Excerpts from a figure dataset
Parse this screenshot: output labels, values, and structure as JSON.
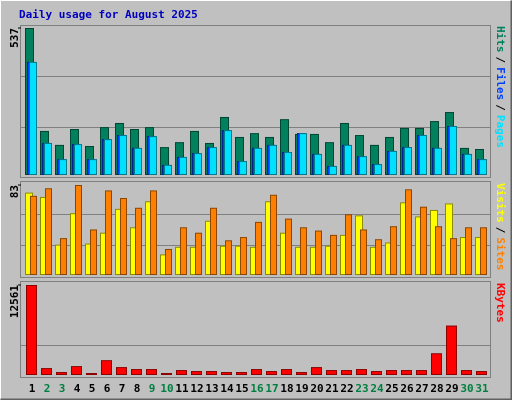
{
  "title": "Daily usage for August 2025",
  "legend_separator": "/",
  "chart_data": [
    {
      "type": "bar",
      "ylim": [
        0,
        537
      ],
      "yticks": [
        537
      ],
      "series": [
        {
          "name": "Hits",
          "color": "#00805c",
          "values": [
            537,
            161,
            110,
            168,
            106,
            175,
            190,
            168,
            175,
            102,
            120,
            161,
            117,
            212,
            139,
            153,
            139,
            204,
            150,
            150,
            120,
            190,
            146,
            110,
            139,
            172,
            172,
            197,
            230,
            99,
            95
          ]
        },
        {
          "name": "Files",
          "color": "#0040ff",
          "values": [
            413,
            117,
            58,
            113,
            58,
            131,
            146,
            99,
            142,
            37,
            66,
            80,
            102,
            164,
            51,
            99,
            110,
            84,
            153,
            77,
            33,
            110,
            69,
            40,
            88,
            102,
            146,
            99,
            179,
            77,
            58
          ]
        },
        {
          "name": "Pages",
          "color": "#00e0ff",
          "values": [
            413,
            117,
            58,
            113,
            58,
            131,
            146,
            99,
            142,
            37,
            66,
            80,
            102,
            164,
            51,
            99,
            110,
            84,
            153,
            77,
            33,
            110,
            69,
            40,
            88,
            102,
            146,
            99,
            179,
            77,
            58
          ]
        }
      ]
    },
    {
      "type": "bar",
      "ylim": [
        0,
        83
      ],
      "yticks": [
        83
      ],
      "series": [
        {
          "name": "Visits",
          "color": "#ffff00",
          "values": [
            76,
            72,
            28,
            57,
            29,
            39,
            61,
            44,
            68,
            19,
            26,
            26,
            50,
            27,
            27,
            26,
            68,
            39,
            26,
            26,
            27,
            37,
            55,
            26,
            30,
            67,
            54,
            60,
            66,
            35,
            35
          ]
        },
        {
          "name": "Sites",
          "color": "#ff8000",
          "values": [
            73,
            80,
            34,
            83,
            42,
            78,
            71,
            62,
            78,
            24,
            44,
            39,
            62,
            32,
            35,
            49,
            74,
            52,
            44,
            41,
            37,
            56,
            42,
            33,
            45,
            79,
            63,
            45,
            34,
            44,
            44
          ]
        }
      ]
    },
    {
      "type": "bar",
      "ylim": [
        0,
        12561
      ],
      "yticks": [
        12561
      ],
      "categories": [
        "1",
        "2",
        "3",
        "4",
        "5",
        "6",
        "7",
        "8",
        "9",
        "10",
        "11",
        "12",
        "13",
        "14",
        "15",
        "16",
        "17",
        "18",
        "19",
        "20",
        "21",
        "22",
        "23",
        "24",
        "25",
        "26",
        "27",
        "28",
        "29",
        "30",
        "31"
      ],
      "label_colors": [
        "#000000",
        "#008040",
        "#008040",
        "#000000",
        "#000000",
        "#000000",
        "#000000",
        "#000000",
        "#008040",
        "#008040",
        "#000000",
        "#000000",
        "#000000",
        "#000000",
        "#000000",
        "#008040",
        "#008040",
        "#000000",
        "#000000",
        "#000000",
        "#000000",
        "#000000",
        "#008040",
        "#008040",
        "#000000",
        "#000000",
        "#000000",
        "#000000",
        "#000000",
        "#008040",
        "#008040"
      ],
      "series": [
        {
          "name": "KBytes",
          "color": "#ff0000",
          "values": [
            12561,
            966,
            414,
            1242,
            276,
            2070,
            1104,
            828,
            828,
            276,
            690,
            552,
            552,
            414,
            414,
            828,
            552,
            828,
            414,
            1104,
            690,
            690,
            828,
            552,
            690,
            690,
            690,
            3037,
            6902,
            690,
            552
          ]
        }
      ]
    }
  ]
}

Task prompt
Skipping the pictures, transcribe each line above exactly as it appears.

Exercise solution
Parse this screenshot: output labels, values, and structure as JSON.
{
  "title": "Daily usage for August 2025",
  "legend_separator": "/",
  "chart_data": [
    {
      "type": "bar",
      "ylim": [
        0,
        537
      ],
      "yticks": [
        537
      ],
      "series": [
        {
          "name": "Hits",
          "color": "#00805c",
          "values": [
            537,
            161,
            110,
            168,
            106,
            175,
            190,
            168,
            175,
            102,
            120,
            161,
            117,
            212,
            139,
            153,
            139,
            204,
            150,
            150,
            120,
            190,
            146,
            110,
            139,
            172,
            172,
            197,
            230,
            99,
            95
          ]
        },
        {
          "name": "Files",
          "color": "#0040ff",
          "values": [
            413,
            117,
            58,
            113,
            58,
            131,
            146,
            99,
            142,
            37,
            66,
            80,
            102,
            164,
            51,
            99,
            110,
            84,
            153,
            77,
            33,
            110,
            69,
            40,
            88,
            102,
            146,
            99,
            179,
            77,
            58
          ]
        },
        {
          "name": "Pages",
          "color": "#00e0ff",
          "values": [
            413,
            117,
            58,
            113,
            58,
            131,
            146,
            99,
            142,
            37,
            66,
            80,
            102,
            164,
            51,
            99,
            110,
            84,
            153,
            77,
            33,
            110,
            69,
            40,
            88,
            102,
            146,
            99,
            179,
            77,
            58
          ]
        }
      ]
    },
    {
      "type": "bar",
      "ylim": [
        0,
        83
      ],
      "yticks": [
        83
      ],
      "series": [
        {
          "name": "Visits",
          "color": "#ffff00",
          "values": [
            76,
            72,
            28,
            57,
            29,
            39,
            61,
            44,
            68,
            19,
            26,
            26,
            50,
            27,
            27,
            26,
            68,
            39,
            26,
            26,
            27,
            37,
            55,
            26,
            30,
            67,
            54,
            60,
            66,
            35,
            35
          ]
        },
        {
          "name": "Sites",
          "color": "#ff8000",
          "values": [
            73,
            80,
            34,
            83,
            42,
            78,
            71,
            62,
            78,
            24,
            44,
            39,
            62,
            32,
            35,
            49,
            74,
            52,
            44,
            41,
            37,
            56,
            42,
            33,
            45,
            79,
            63,
            45,
            34,
            44,
            44
          ]
        }
      ]
    },
    {
      "type": "bar",
      "ylim": [
        0,
        12561
      ],
      "yticks": [
        12561
      ],
      "categories": [
        "1",
        "2",
        "3",
        "4",
        "5",
        "6",
        "7",
        "8",
        "9",
        "10",
        "11",
        "12",
        "13",
        "14",
        "15",
        "16",
        "17",
        "18",
        "19",
        "20",
        "21",
        "22",
        "23",
        "24",
        "25",
        "26",
        "27",
        "28",
        "29",
        "30",
        "31"
      ],
      "label_colors": [
        "#000000",
        "#008040",
        "#008040",
        "#000000",
        "#000000",
        "#000000",
        "#000000",
        "#000000",
        "#008040",
        "#008040",
        "#000000",
        "#000000",
        "#000000",
        "#000000",
        "#000000",
        "#008040",
        "#008040",
        "#000000",
        "#000000",
        "#000000",
        "#000000",
        "#000000",
        "#008040",
        "#008040",
        "#000000",
        "#000000",
        "#000000",
        "#000000",
        "#000000",
        "#008040",
        "#008040"
      ],
      "series": [
        {
          "name": "KBytes",
          "color": "#ff0000",
          "values": [
            12561,
            966,
            414,
            1242,
            276,
            2070,
            1104,
            828,
            828,
            276,
            690,
            552,
            552,
            414,
            414,
            828,
            552,
            828,
            414,
            1104,
            690,
            690,
            828,
            552,
            690,
            690,
            690,
            3037,
            6902,
            690,
            552
          ]
        }
      ]
    }
  ]
}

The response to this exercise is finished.